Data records
---
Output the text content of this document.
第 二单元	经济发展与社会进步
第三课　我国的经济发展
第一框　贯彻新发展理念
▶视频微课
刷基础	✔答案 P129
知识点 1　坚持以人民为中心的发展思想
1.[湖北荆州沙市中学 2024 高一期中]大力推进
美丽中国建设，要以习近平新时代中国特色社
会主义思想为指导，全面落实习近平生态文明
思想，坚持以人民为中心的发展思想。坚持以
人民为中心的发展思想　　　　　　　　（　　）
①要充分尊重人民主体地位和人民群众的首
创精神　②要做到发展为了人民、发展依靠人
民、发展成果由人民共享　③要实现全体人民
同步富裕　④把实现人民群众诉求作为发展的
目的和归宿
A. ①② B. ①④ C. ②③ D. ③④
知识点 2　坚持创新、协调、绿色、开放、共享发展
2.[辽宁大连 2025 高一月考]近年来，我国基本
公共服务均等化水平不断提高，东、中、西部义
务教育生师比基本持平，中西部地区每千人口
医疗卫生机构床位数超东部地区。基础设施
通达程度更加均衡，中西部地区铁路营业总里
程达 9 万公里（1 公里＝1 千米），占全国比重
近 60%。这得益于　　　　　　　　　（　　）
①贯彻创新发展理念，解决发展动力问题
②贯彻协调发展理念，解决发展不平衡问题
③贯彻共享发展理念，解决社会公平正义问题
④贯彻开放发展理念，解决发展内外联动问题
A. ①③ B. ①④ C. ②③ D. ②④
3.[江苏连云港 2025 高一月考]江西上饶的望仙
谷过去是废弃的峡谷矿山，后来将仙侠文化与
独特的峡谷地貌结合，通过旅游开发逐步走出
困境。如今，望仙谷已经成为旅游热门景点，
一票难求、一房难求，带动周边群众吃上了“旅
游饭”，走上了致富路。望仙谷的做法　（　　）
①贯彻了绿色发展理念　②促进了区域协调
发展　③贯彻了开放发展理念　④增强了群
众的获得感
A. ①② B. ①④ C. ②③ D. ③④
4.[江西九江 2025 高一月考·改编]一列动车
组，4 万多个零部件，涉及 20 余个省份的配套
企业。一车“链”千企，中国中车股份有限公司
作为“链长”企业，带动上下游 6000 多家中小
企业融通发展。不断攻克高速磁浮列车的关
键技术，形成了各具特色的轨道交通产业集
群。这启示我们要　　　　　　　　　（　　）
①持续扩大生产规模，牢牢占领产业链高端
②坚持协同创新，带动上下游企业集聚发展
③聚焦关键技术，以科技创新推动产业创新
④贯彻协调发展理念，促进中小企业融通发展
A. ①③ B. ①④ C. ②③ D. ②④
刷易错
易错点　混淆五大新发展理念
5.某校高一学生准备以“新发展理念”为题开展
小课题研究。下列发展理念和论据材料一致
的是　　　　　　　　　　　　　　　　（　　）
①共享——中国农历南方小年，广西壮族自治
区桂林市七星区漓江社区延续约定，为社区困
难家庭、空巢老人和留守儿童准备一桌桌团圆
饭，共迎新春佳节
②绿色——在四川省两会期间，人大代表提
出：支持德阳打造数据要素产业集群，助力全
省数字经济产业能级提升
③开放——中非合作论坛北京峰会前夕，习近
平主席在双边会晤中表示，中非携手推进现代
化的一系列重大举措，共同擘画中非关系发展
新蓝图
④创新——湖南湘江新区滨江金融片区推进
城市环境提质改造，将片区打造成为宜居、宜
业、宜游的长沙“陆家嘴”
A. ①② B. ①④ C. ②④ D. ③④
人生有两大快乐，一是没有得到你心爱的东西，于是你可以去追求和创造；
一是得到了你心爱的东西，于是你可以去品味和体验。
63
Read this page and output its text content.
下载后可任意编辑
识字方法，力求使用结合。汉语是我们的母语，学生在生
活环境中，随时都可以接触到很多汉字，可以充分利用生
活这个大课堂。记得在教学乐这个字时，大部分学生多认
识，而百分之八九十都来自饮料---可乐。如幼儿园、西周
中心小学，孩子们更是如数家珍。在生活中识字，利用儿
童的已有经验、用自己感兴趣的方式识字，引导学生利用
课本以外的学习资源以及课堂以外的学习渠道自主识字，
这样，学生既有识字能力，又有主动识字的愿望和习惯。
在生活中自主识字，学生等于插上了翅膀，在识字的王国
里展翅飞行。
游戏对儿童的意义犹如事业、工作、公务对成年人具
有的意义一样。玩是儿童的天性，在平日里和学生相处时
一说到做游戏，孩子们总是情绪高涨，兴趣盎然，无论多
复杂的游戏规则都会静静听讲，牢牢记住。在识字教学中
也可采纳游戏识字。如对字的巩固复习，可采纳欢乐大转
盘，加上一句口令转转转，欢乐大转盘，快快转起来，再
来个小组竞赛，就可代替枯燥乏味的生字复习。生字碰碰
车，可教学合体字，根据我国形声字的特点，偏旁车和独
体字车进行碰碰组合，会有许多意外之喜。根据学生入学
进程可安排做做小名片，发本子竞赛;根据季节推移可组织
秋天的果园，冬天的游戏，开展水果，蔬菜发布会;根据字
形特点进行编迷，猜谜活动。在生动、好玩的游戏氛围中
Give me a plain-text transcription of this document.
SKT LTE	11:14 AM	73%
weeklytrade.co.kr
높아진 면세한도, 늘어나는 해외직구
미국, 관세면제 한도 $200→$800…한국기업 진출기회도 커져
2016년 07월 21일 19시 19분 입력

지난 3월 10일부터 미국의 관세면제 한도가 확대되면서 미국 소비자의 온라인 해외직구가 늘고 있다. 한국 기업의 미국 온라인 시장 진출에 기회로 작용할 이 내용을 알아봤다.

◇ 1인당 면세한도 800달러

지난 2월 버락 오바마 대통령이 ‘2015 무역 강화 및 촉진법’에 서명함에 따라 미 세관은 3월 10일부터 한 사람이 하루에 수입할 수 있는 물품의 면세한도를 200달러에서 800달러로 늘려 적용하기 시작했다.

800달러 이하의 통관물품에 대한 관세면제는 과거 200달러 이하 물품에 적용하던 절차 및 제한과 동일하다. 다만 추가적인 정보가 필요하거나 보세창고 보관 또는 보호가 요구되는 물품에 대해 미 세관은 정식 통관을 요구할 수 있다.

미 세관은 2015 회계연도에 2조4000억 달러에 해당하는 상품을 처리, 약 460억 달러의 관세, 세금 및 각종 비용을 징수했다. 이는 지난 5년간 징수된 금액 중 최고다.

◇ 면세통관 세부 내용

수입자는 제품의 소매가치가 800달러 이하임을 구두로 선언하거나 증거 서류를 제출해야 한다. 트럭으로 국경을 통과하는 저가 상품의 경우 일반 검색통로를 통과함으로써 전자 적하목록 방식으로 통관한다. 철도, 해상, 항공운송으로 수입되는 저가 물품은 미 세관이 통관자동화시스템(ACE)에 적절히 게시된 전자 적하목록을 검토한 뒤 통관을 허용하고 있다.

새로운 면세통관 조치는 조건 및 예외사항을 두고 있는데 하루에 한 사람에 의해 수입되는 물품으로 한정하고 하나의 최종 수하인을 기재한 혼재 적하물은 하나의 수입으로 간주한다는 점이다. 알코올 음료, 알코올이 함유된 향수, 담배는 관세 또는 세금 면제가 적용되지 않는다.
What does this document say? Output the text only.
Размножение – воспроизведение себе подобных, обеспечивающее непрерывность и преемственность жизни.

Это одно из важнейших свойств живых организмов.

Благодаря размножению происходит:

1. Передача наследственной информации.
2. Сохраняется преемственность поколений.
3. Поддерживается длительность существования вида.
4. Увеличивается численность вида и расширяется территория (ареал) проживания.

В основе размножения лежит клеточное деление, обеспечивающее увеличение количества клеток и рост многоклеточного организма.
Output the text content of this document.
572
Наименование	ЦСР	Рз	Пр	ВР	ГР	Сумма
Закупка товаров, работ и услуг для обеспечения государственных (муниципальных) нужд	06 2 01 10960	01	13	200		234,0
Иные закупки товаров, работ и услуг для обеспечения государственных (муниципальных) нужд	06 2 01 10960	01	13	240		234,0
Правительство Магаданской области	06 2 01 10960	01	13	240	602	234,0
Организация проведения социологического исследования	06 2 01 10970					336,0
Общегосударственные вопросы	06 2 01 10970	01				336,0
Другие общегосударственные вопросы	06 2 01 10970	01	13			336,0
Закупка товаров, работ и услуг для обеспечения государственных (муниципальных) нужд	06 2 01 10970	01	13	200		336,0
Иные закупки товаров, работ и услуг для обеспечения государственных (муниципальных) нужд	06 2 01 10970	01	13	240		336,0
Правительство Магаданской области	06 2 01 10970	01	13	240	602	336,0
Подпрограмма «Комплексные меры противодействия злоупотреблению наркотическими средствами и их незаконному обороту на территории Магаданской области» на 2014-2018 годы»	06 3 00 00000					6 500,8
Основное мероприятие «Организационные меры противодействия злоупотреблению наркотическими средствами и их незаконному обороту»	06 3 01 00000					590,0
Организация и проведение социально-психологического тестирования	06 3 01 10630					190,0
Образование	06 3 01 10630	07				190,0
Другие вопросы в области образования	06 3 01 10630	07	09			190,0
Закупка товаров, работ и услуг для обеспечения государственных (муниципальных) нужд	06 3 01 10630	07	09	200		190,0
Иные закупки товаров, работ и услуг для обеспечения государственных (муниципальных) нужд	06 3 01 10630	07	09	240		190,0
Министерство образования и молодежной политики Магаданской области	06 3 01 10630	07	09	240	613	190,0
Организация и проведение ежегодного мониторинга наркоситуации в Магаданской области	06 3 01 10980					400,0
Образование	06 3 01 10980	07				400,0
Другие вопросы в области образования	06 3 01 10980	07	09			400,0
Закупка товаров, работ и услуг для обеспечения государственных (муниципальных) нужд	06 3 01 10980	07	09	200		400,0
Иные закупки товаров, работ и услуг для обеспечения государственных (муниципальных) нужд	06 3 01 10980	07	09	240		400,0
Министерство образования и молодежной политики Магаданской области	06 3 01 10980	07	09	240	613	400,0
---
→ **GOAL**
Using the listing above, gather each line that holds the string "вопросы" and copy it.

→ **CORRECT RESPONSE**
Общегосударственные вопросы	06 2 01 10970	01				336,0
Другие общегосударственные вопросы	06 2 01 10970	01	13			336,0
Другие вопросы в области образования	06 3 01 10630	07	09			190,0
Другие вопросы в области образования	06 3 01 10980	07	09			400,0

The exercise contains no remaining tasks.